# EXERCISE TASK
Output every line below exactly.

Figure contents as structured data
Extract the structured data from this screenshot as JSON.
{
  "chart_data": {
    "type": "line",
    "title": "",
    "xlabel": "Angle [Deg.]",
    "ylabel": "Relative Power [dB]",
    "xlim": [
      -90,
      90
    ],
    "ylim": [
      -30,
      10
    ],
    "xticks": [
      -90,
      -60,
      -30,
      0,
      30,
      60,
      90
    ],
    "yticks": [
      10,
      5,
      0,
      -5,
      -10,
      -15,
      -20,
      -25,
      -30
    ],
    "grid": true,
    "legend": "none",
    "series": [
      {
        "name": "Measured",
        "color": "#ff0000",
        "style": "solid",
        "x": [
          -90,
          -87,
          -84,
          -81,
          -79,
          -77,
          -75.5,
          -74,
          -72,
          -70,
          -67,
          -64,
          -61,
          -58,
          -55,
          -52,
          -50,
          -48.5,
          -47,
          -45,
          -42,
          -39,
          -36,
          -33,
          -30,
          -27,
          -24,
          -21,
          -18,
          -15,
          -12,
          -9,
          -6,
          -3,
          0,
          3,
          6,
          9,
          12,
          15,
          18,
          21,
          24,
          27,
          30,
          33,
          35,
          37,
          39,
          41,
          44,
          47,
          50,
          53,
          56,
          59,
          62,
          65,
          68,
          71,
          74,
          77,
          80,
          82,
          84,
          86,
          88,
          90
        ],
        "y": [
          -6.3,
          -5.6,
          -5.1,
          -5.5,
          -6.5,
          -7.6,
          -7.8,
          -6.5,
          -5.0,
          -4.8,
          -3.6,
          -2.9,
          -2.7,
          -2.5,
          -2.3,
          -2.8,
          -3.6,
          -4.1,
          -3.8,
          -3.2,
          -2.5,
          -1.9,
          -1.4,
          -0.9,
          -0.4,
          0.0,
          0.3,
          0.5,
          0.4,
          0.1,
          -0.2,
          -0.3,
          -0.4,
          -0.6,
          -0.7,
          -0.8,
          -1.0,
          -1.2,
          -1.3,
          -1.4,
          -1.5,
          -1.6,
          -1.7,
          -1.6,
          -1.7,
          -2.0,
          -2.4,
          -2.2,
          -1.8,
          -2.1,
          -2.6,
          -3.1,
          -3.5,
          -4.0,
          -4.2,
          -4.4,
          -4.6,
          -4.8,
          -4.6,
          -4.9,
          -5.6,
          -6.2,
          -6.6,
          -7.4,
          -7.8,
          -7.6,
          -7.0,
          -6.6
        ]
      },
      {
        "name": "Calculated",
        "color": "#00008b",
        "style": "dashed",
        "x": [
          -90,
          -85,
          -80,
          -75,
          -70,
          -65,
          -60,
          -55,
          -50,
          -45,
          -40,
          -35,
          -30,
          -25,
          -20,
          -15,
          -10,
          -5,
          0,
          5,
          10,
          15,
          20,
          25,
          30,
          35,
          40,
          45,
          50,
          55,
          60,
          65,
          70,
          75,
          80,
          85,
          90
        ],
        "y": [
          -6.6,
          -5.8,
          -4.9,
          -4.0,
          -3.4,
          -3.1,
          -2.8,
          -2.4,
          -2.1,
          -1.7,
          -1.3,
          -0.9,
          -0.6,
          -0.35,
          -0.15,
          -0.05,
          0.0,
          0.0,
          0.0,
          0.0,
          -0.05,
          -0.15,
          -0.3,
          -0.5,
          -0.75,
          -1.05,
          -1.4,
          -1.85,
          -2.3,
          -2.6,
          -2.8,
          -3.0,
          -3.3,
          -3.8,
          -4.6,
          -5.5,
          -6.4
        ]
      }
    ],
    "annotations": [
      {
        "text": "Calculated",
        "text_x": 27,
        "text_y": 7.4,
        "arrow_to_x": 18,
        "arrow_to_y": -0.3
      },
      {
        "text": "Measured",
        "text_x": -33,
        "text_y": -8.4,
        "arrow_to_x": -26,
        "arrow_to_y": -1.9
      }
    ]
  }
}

# CORRECT OUTPUT
Extract the structured data from this screenshot as JSON.
{
  "chart_data": {
    "type": "line",
    "title": "",
    "xlabel": "Angle [Deg.]",
    "ylabel": "Relative Power [dB]",
    "xlim": [
      -90,
      90
    ],
    "ylim": [
      -30,
      10
    ],
    "xticks": [
      -90,
      -60,
      -30,
      0,
      30,
      60,
      90
    ],
    "yticks": [
      10,
      5,
      0,
      -5,
      -10,
      -15,
      -20,
      -25,
      -30
    ],
    "grid": true,
    "legend": "none",
    "series": [
      {
        "name": "Measured",
        "color": "#ff0000",
        "style": "solid",
        "x": [
          -90,
          -87,
          -84,
          -81,
          -79,
          -77,
          -75.5,
          -74,
          -72,
          -70,
          -67,
          -64,
          -61,
          -58,
          -55,
          -52,
          -50,
          -48.5,
          -47,
          -45,
          -42,
          -39,
          -36,
          -33,
          -30,
          -27,
          -24,
          -21,
          -18,
          -15,
          -12,
          -9,
          -6,
          -3,
          0,
          3,
          6,
          9,
          12,
          15,
          18,
          21,
          24,
          27,
          30,
          33,
          35,
          37,
          39,
          41,
          44,
          47,
          50,
          53,
          56,
          59,
          62,
          65,
          68,
          71,
          74,
          77,
          80,
          82,
          84,
          86,
          88,
          90
        ],
        "y": [
          -6.3,
          -5.6,
          -5.1,
          -5.5,
          -6.5,
          -7.6,
          -7.8,
          -6.5,
          -5.0,
          -4.8,
          -3.6,
          -2.9,
          -2.7,
          -2.5,
          -2.3,
          -2.8,
          -3.6,
          -4.1,
          -3.8,
          -3.2,
          -2.5,
          -1.9,
          -1.4,
          -0.9,
          -0.4,
          0.0,
          0.3,
          0.5,
          0.4,
          0.1,
          -0.2,
          -0.3,
          -0.4,
          -0.6,
          -0.7,
          -0.8,
          -1.0,
          -1.2,
          -1.3,
          -1.4,
          -1.5,
          -1.6,
          -1.7,
          -1.6,
          -1.7,
          -2.0,
          -2.4,
          -2.2,
          -1.8,
          -2.1,
          -2.6,
          -3.1,
          -3.5,
          -4.0,
          -4.2,
          -4.4,
          -4.6,
          -4.8,
          -4.6,
          -4.9,
          -5.6,
          -6.2,
          -6.6,
          -7.4,
          -7.8,
          -7.6,
          -7.0,
          -6.6
        ]
      },
      {
        "name": "Calculated",
        "color": "#00008b",
        "style": "dashed",
        "x": [
          -90,
          -85,
          -80,
          -75,
          -70,
          -65,
          -60,
          -55,
          -50,
          -45,
          -40,
          -35,
          -30,
          -25,
          -20,
          -15,
          -10,
          -5,
          0,
          5,
          10,
          15,
          20,
          25,
          30,
          35,
          40,
          45,
          50,
          55,
          60,
          65,
          70,
          75,
          80,
          85,
          90
        ],
        "y": [
          -6.6,
          -5.8,
          -4.9,
          -4.0,
          -3.4,
          -3.1,
          -2.8,
          -2.4,
          -2.1,
          -1.7,
          -1.3,
          -0.9,
          -0.6,
          -0.35,
          -0.15,
          -0.05,
          0.0,
          0.0,
          0.0,
          0.0,
          -0.05,
          -0.15,
          -0.3,
          -0.5,
          -0.75,
          -1.05,
          -1.4,
          -1.85,
          -2.3,
          -2.6,
          -2.8,
          -3.0,
          -3.3,
          -3.8,
          -4.6,
          -5.5,
          -6.4
        ]
      }
    ],
    "annotations": [
      {
        "text": "Calculated",
        "text_x": 27,
        "text_y": 7.4,
        "arrow_to_x": 18,
        "arrow_to_y": -0.3
      },
      {
        "text": "Measured",
        "text_x": -33,
        "text_y": -8.4,
        "arrow_to_x": -26,
        "arrow_to_y": -1.9
      }
    ]
  }
}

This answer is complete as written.